PROBLEM DESCRIPTION
Read the lines below. Copy out any that hold the string "JSON".

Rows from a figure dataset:
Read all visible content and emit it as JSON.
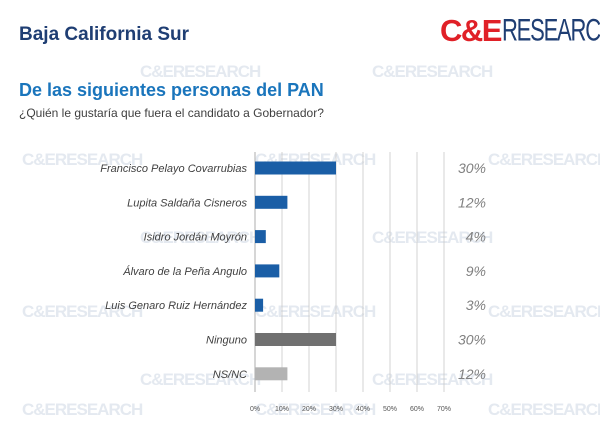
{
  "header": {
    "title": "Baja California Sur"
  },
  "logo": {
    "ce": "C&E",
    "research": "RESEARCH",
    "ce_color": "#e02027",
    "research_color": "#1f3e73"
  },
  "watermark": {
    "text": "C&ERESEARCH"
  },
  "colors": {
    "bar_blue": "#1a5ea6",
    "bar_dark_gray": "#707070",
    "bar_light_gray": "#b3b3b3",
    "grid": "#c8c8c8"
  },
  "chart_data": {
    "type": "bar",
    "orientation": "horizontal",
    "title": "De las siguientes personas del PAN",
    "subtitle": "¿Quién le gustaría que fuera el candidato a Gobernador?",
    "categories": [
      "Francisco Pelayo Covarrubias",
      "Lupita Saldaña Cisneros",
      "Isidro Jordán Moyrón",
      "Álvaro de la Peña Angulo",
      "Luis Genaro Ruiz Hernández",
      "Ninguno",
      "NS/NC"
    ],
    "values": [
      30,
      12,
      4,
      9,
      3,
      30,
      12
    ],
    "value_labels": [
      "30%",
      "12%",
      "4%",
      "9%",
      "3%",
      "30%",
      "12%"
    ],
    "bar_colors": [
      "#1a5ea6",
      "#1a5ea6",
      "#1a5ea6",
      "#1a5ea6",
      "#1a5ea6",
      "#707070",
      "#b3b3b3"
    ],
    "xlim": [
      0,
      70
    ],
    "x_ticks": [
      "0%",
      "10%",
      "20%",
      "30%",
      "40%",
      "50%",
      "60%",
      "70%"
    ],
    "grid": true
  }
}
* * *
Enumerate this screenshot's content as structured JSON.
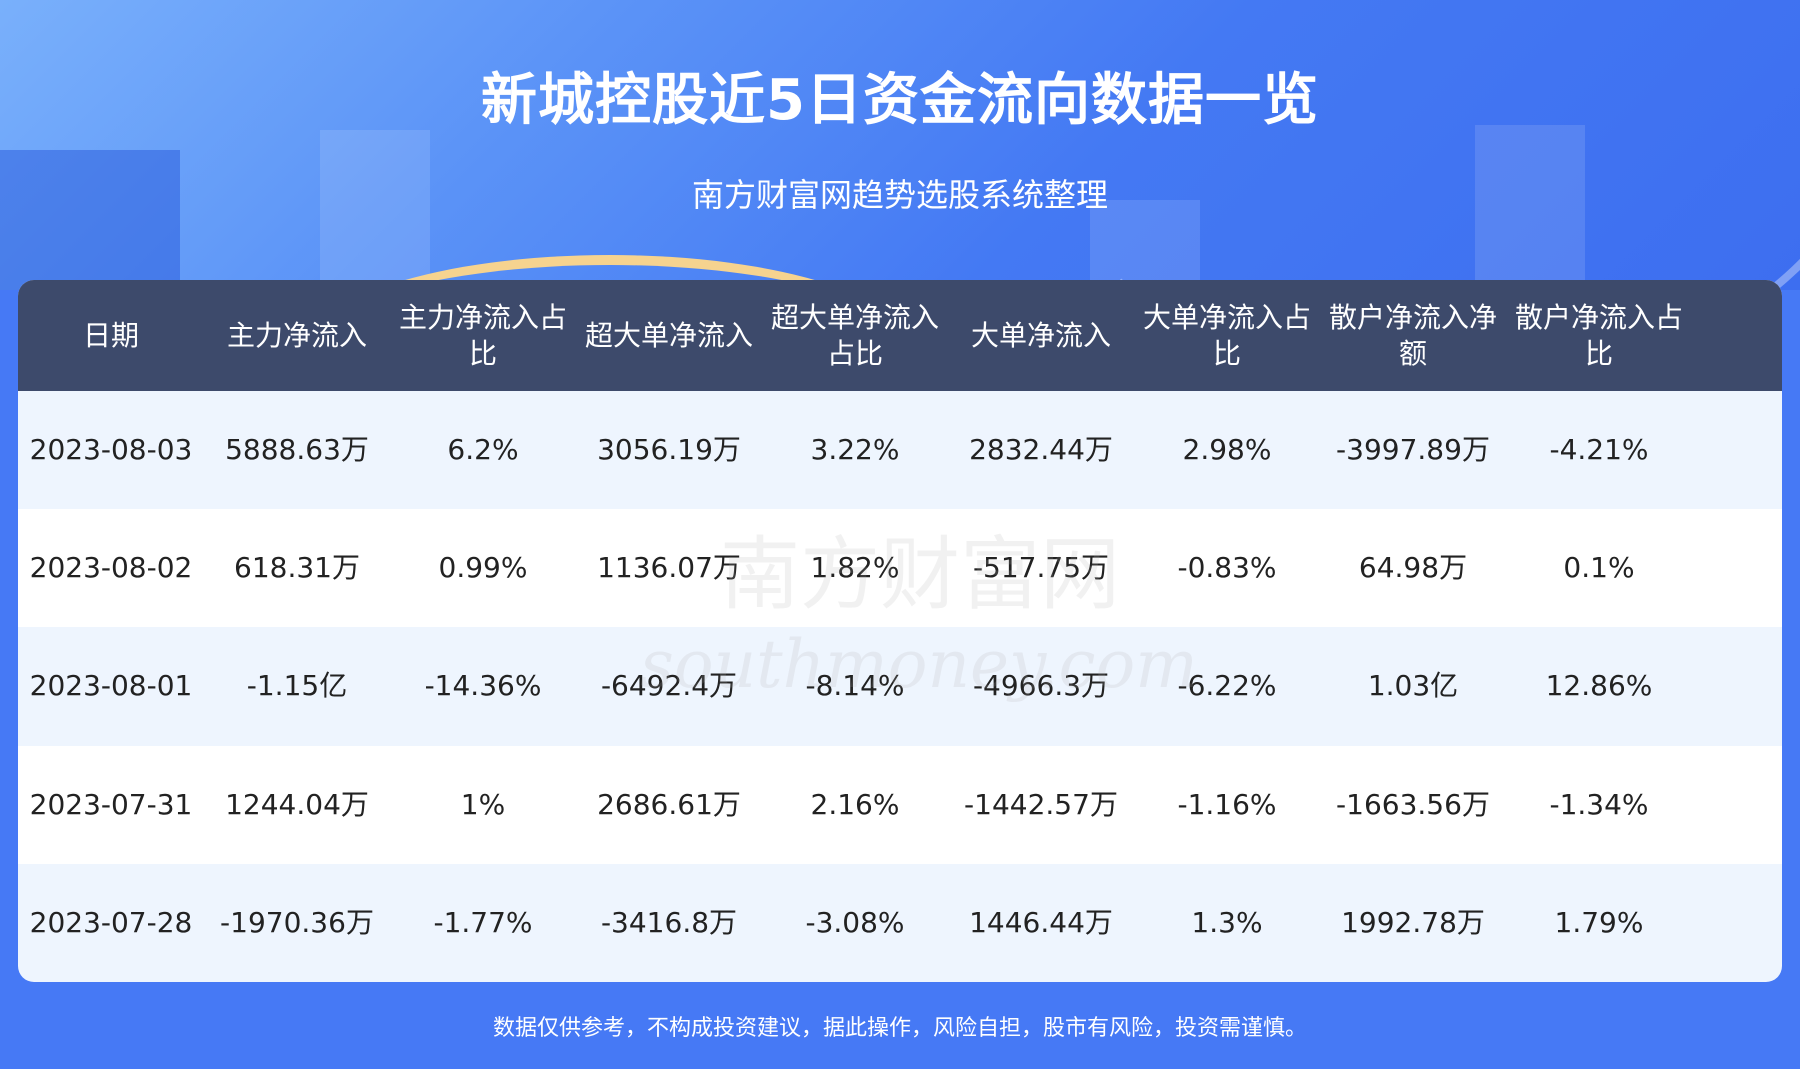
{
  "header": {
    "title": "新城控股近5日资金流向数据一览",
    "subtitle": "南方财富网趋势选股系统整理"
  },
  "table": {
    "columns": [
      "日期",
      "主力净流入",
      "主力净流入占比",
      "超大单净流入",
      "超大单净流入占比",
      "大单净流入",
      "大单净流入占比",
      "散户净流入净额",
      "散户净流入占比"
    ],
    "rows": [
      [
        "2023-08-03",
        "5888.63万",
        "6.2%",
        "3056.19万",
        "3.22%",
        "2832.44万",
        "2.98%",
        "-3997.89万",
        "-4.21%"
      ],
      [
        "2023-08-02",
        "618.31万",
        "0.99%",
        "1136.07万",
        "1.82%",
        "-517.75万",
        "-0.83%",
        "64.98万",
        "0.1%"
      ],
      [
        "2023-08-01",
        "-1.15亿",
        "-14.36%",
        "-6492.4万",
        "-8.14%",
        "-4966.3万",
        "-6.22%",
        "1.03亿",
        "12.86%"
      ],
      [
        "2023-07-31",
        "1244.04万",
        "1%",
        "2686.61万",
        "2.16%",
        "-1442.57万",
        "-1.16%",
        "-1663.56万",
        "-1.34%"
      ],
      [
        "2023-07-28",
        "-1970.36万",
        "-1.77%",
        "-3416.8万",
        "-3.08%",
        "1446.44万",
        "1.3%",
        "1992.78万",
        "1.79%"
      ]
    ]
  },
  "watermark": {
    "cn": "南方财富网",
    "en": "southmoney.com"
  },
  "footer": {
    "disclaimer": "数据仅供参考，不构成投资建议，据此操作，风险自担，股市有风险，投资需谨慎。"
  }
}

SOLUTION TO THIS EXERCISE
Read all visible content and emit it as JSON.
Enumerate this screenshot's content as structured JSON.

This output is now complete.